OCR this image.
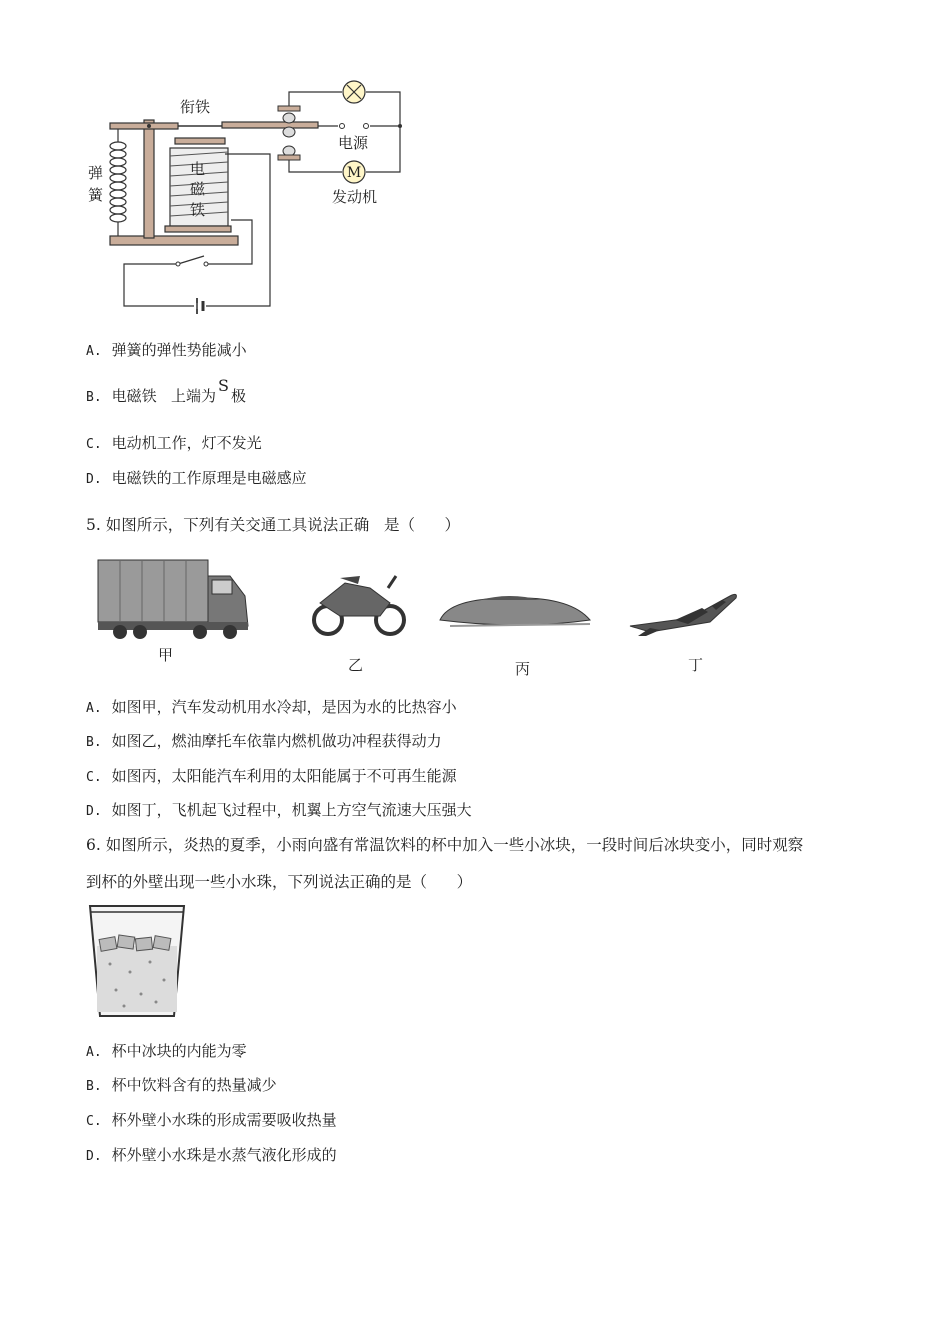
弹
簧
衔铁
电
磁
铁
电源
M
发动机
A. 弹簧的弹性势能减小
B. 电磁铁   上端为S极
C. 电动机工作，灯不发光
D. 电磁铁的工作原理是电磁感应
5. 如图所示，下列有关交通工具说法正确   是（      ）
甲
乙	丙	丁
A. 如图甲，汽车发动机用水冷却，是因为水的比热容小
B. 如图乙，燃油摩托车依靠内燃机做功冲程获得动力
C. 如图丙，太阳能汽车利用的太阳能属于不可再生能源
D. 如图丁，飞机起飞过程中，机翼上方空气流速大压强大
6. 如图所示，炎热的夏季，小雨向盛有常温饮料的杯中加入一些小冰块，一段时间后冰块变小，同时观察
到杯的外壁出现一些小水珠，下列说法正确的是（      ）
A. 杯中冰块的内能为零
B. 杯中饮料含有的热量减少
C. 杯外壁小水珠的形成需要吸收热量
D. 杯外壁小水珠是水蒸气液化形成的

□ □ □ □ □

All the lines above are to be reproduced exactly, except the pictures.

*WRITTEN SOLUTION*
OCR this image.
弹
簧
衔铁
电
磁
铁
电源
M
发动机
A. 弹簧的弹性势能减小
B. 电磁铁   上端为S极
C. 电动机工作，灯不发光
D. 电磁铁的工作原理是电磁感应
5. 如图所示，下列有关交通工具说法正确   是（      ）
甲
乙	丙	丁
A. 如图甲，汽车发动机用水冷却，是因为水的比热容小
B. 如图乙，燃油摩托车依靠内燃机做功冲程获得动力
C. 如图丙，太阳能汽车利用的太阳能属于不可再生能源
D. 如图丁，飞机起飞过程中，机翼上方空气流速大压强大
6. 如图所示，炎热的夏季，小雨向盛有常温饮料的杯中加入一些小冰块，一段时间后冰块变小，同时观察
到杯的外壁出现一些小水珠，下列说法正确的是（      ）
A. 杯中冰块的内能为零
B. 杯中饮料含有的热量减少
C. 杯外壁小水珠的形成需要吸收热量
D. 杯外壁小水珠是水蒸气液化形成的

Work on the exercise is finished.